(GOAL):
Write out all entries word for word.

(RECORD EXTRACTS):
'''

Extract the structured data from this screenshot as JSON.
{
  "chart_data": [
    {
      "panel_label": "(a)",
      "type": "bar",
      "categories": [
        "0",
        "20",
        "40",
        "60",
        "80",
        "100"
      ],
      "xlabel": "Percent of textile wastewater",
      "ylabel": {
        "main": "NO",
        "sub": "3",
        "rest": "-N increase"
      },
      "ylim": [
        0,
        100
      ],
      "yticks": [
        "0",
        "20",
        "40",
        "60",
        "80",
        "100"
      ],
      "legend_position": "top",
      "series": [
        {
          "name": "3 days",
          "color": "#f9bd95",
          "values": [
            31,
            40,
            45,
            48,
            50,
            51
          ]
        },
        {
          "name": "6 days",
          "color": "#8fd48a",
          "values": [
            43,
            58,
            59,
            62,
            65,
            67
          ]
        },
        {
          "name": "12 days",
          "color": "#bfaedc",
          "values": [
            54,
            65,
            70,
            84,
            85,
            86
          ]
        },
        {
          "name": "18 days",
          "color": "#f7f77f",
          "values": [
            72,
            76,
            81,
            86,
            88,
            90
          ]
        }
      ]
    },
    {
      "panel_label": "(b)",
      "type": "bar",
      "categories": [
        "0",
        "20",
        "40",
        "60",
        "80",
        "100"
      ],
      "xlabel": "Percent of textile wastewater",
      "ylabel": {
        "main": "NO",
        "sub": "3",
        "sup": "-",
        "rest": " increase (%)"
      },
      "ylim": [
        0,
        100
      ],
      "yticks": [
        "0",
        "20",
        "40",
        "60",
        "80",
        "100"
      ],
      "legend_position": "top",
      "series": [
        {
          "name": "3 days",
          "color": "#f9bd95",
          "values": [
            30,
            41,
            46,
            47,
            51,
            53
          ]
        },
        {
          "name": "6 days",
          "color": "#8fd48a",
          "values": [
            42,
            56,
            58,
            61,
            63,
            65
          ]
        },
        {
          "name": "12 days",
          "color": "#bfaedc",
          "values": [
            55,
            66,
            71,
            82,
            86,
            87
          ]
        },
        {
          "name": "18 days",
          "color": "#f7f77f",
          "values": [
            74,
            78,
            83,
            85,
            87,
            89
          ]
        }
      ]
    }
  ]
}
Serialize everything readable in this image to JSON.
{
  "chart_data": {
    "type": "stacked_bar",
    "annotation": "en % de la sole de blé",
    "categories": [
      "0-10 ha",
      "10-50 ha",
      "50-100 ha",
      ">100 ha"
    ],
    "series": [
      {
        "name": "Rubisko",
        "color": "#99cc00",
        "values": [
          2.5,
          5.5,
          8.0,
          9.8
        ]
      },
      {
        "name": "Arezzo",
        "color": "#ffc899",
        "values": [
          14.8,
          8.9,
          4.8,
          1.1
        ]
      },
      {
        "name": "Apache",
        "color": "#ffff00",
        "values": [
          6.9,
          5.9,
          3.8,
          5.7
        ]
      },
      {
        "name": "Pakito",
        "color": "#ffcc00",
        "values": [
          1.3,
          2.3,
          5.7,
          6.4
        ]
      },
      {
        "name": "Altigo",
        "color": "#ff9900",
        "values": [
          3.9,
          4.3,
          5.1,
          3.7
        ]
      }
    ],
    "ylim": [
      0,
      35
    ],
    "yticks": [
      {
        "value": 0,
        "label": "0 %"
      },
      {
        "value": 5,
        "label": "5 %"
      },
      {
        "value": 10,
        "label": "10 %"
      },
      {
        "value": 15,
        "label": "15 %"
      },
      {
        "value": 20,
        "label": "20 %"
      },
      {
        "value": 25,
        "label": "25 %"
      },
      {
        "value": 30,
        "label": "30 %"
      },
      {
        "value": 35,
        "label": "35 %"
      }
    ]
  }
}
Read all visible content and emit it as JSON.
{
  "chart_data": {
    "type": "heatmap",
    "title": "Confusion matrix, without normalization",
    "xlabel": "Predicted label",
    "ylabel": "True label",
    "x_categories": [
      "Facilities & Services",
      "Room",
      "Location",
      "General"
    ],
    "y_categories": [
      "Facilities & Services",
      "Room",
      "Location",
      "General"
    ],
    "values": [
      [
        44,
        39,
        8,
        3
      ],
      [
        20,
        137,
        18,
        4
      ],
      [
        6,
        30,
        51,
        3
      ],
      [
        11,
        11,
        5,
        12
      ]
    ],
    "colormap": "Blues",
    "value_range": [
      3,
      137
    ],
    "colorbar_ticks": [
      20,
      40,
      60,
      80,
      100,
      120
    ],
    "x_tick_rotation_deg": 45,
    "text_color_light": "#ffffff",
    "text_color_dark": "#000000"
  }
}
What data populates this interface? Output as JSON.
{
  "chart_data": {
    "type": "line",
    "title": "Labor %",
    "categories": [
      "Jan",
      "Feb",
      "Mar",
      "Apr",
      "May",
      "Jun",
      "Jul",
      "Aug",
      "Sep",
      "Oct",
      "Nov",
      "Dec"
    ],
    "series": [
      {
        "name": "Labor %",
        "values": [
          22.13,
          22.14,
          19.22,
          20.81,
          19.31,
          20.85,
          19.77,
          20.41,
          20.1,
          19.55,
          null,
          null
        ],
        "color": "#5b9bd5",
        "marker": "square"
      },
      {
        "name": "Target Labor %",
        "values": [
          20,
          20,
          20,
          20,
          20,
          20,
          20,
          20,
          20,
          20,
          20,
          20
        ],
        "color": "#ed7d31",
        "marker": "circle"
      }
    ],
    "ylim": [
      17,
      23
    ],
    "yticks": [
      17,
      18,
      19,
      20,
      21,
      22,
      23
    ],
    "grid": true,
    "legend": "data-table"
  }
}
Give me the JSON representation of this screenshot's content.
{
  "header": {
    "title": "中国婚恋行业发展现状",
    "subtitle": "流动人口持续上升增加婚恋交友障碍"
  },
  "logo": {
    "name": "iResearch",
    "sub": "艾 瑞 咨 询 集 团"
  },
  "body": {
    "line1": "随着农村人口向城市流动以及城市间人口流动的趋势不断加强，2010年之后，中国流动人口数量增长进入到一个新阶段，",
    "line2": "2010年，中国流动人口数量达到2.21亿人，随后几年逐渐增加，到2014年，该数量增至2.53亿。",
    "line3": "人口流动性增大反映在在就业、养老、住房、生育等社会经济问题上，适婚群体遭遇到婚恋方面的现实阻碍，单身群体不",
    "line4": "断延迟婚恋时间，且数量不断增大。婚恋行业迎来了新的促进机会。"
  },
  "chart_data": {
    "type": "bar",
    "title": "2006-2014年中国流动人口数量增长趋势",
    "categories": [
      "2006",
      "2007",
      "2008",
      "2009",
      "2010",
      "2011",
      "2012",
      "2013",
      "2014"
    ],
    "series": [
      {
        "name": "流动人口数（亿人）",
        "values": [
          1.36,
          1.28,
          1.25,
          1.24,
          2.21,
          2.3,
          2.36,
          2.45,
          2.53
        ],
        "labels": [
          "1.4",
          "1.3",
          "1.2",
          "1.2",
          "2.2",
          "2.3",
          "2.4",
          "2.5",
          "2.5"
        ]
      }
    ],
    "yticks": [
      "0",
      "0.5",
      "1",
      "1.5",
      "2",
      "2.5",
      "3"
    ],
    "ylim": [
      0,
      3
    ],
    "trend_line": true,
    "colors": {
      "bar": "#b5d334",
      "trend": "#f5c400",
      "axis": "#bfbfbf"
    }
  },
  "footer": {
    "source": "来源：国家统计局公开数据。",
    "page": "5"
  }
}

'''

(ANSWER TO THE PROBLEM):
Extract the structured data from this screenshot as JSON.
{
  "chart_data": [
    {
      "panel_label": "(a)",
      "type": "bar",
      "categories": [
        "0",
        "20",
        "40",
        "60",
        "80",
        "100"
      ],
      "xlabel": "Percent of textile wastewater",
      "ylabel": {
        "main": "NO",
        "sub": "3",
        "rest": "-N increase"
      },
      "ylim": [
        0,
        100
      ],
      "yticks": [
        "0",
        "20",
        "40",
        "60",
        "80",
        "100"
      ],
      "legend_position": "top",
      "series": [
        {
          "name": "3 days",
          "color": "#f9bd95",
          "values": [
            31,
            40,
            45,
            48,
            50,
            51
          ]
        },
        {
          "name": "6 days",
          "color": "#8fd48a",
          "values": [
            43,
            58,
            59,
            62,
            65,
            67
          ]
        },
        {
          "name": "12 days",
          "color": "#bfaedc",
          "values": [
            54,
            65,
            70,
            84,
            85,
            86
          ]
        },
        {
          "name": "18 days",
          "color": "#f7f77f",
          "values": [
            72,
            76,
            81,
            86,
            88,
            90
          ]
        }
      ]
    },
    {
      "panel_label": "(b)",
      "type": "bar",
      "categories": [
        "0",
        "20",
        "40",
        "60",
        "80",
        "100"
      ],
      "xlabel": "Percent of textile wastewater",
      "ylabel": {
        "main": "NO",
        "sub": "3",
        "sup": "-",
        "rest": " increase (%)"
      },
      "ylim": [
        0,
        100
      ],
      "yticks": [
        "0",
        "20",
        "40",
        "60",
        "80",
        "100"
      ],
      "legend_position": "top",
      "series": [
        {
          "name": "3 days",
          "color": "#f9bd95",
          "values": [
            30,
            41,
            46,
            47,
            51,
            53
          ]
        },
        {
          "name": "6 days",
          "color": "#8fd48a",
          "values": [
            42,
            56,
            58,
            61,
            63,
            65
          ]
        },
        {
          "name": "12 days",
          "color": "#bfaedc",
          "values": [
            55,
            66,
            71,
            82,
            86,
            87
          ]
        },
        {
          "name": "18 days",
          "color": "#f7f77f",
          "values": [
            74,
            78,
            83,
            85,
            87,
            89
          ]
        }
      ]
    }
  ]
}
Serialize everything readable in this image to JSON.
{
  "chart_data": {
    "type": "stacked_bar",
    "annotation": "en % de la sole de blé",
    "categories": [
      "0-10 ha",
      "10-50 ha",
      "50-100 ha",
      ">100 ha"
    ],
    "series": [
      {
        "name": "Rubisko",
        "color": "#99cc00",
        "values": [
          2.5,
          5.5,
          8.0,
          9.8
        ]
      },
      {
        "name": "Arezzo",
        "color": "#ffc899",
        "values": [
          14.8,
          8.9,
          4.8,
          1.1
        ]
      },
      {
        "name": "Apache",
        "color": "#ffff00",
        "values": [
          6.9,
          5.9,
          3.8,
          5.7
        ]
      },
      {
        "name": "Pakito",
        "color": "#ffcc00",
        "values": [
          1.3,
          2.3,
          5.7,
          6.4
        ]
      },
      {
        "name": "Altigo",
        "color": "#ff9900",
        "values": [
          3.9,
          4.3,
          5.1,
          3.7
        ]
      }
    ],
    "ylim": [
      0,
      35
    ],
    "yticks": [
      {
        "value": 0,
        "label": "0 %"
      },
      {
        "value": 5,
        "label": "5 %"
      },
      {
        "value": 10,
        "label": "10 %"
      },
      {
        "value": 15,
        "label": "15 %"
      },
      {
        "value": 20,
        "label": "20 %"
      },
      {
        "value": 25,
        "label": "25 %"
      },
      {
        "value": 30,
        "label": "30 %"
      },
      {
        "value": 35,
        "label": "35 %"
      }
    ]
  }
}
Read all visible content and emit it as JSON.
{
  "chart_data": {
    "type": "heatmap",
    "title": "Confusion matrix, without normalization",
    "xlabel": "Predicted label",
    "ylabel": "True label",
    "x_categories": [
      "Facilities & Services",
      "Room",
      "Location",
      "General"
    ],
    "y_categories": [
      "Facilities & Services",
      "Room",
      "Location",
      "General"
    ],
    "values": [
      [
        44,
        39,
        8,
        3
      ],
      [
        20,
        137,
        18,
        4
      ],
      [
        6,
        30,
        51,
        3
      ],
      [
        11,
        11,
        5,
        12
      ]
    ],
    "colormap": "Blues",
    "value_range": [
      3,
      137
    ],
    "colorbar_ticks": [
      20,
      40,
      60,
      80,
      100,
      120
    ],
    "x_tick_rotation_deg": 45,
    "text_color_light": "#ffffff",
    "text_color_dark": "#000000"
  }
}
What data populates this interface? Output as JSON.
{
  "chart_data": {
    "type": "line",
    "title": "Labor %",
    "categories": [
      "Jan",
      "Feb",
      "Mar",
      "Apr",
      "May",
      "Jun",
      "Jul",
      "Aug",
      "Sep",
      "Oct",
      "Nov",
      "Dec"
    ],
    "series": [
      {
        "name": "Labor %",
        "values": [
          22.13,
          22.14,
          19.22,
          20.81,
          19.31,
          20.85,
          19.77,
          20.41,
          20.1,
          19.55,
          null,
          null
        ],
        "color": "#5b9bd5",
        "marker": "square"
      },
      {
        "name": "Target Labor %",
        "values": [
          20,
          20,
          20,
          20,
          20,
          20,
          20,
          20,
          20,
          20,
          20,
          20
        ],
        "color": "#ed7d31",
        "marker": "circle"
      }
    ],
    "ylim": [
      17,
      23
    ],
    "yticks": [
      17,
      18,
      19,
      20,
      21,
      22,
      23
    ],
    "grid": true,
    "legend": "data-table"
  }
}
Give me the JSON representation of this screenshot's content.
{
  "header": {
    "title": "中国婚恋行业发展现状",
    "subtitle": "流动人口持续上升增加婚恋交友障碍"
  },
  "logo": {
    "name": "iResearch",
    "sub": "艾 瑞 咨 询 集 团"
  },
  "body": {
    "line1": "随着农村人口向城市流动以及城市间人口流动的趋势不断加强，2010年之后，中国流动人口数量增长进入到一个新阶段，",
    "line2": "2010年，中国流动人口数量达到2.21亿人，随后几年逐渐增加，到2014年，该数量增至2.53亿。",
    "line3": "人口流动性增大反映在在就业、养老、住房、生育等社会经济问题上，适婚群体遭遇到婚恋方面的现实阻碍，单身群体不",
    "line4": "断延迟婚恋时间，且数量不断增大。婚恋行业迎来了新的促进机会。"
  },
  "chart_data": {
    "type": "bar",
    "title": "2006-2014年中国流动人口数量增长趋势",
    "categories": [
      "2006",
      "2007",
      "2008",
      "2009",
      "2010",
      "2011",
      "2012",
      "2013",
      "2014"
    ],
    "series": [
      {
        "name": "流动人口数（亿人）",
        "values": [
          1.36,
          1.28,
          1.25,
          1.24,
          2.21,
          2.3,
          2.36,
          2.45,
          2.53
        ],
        "labels": [
          "1.4",
          "1.3",
          "1.2",
          "1.2",
          "2.2",
          "2.3",
          "2.4",
          "2.5",
          "2.5"
        ]
      }
    ],
    "yticks": [
      "0",
      "0.5",
      "1",
      "1.5",
      "2",
      "2.5",
      "3"
    ],
    "ylim": [
      0,
      3
    ],
    "trend_line": true,
    "colors": {
      "bar": "#b5d334",
      "trend": "#f5c400",
      "axis": "#bfbfbf"
    }
  },
  "footer": {
    "source": "来源：国家统计局公开数据。",
    "page": "5"
  }
}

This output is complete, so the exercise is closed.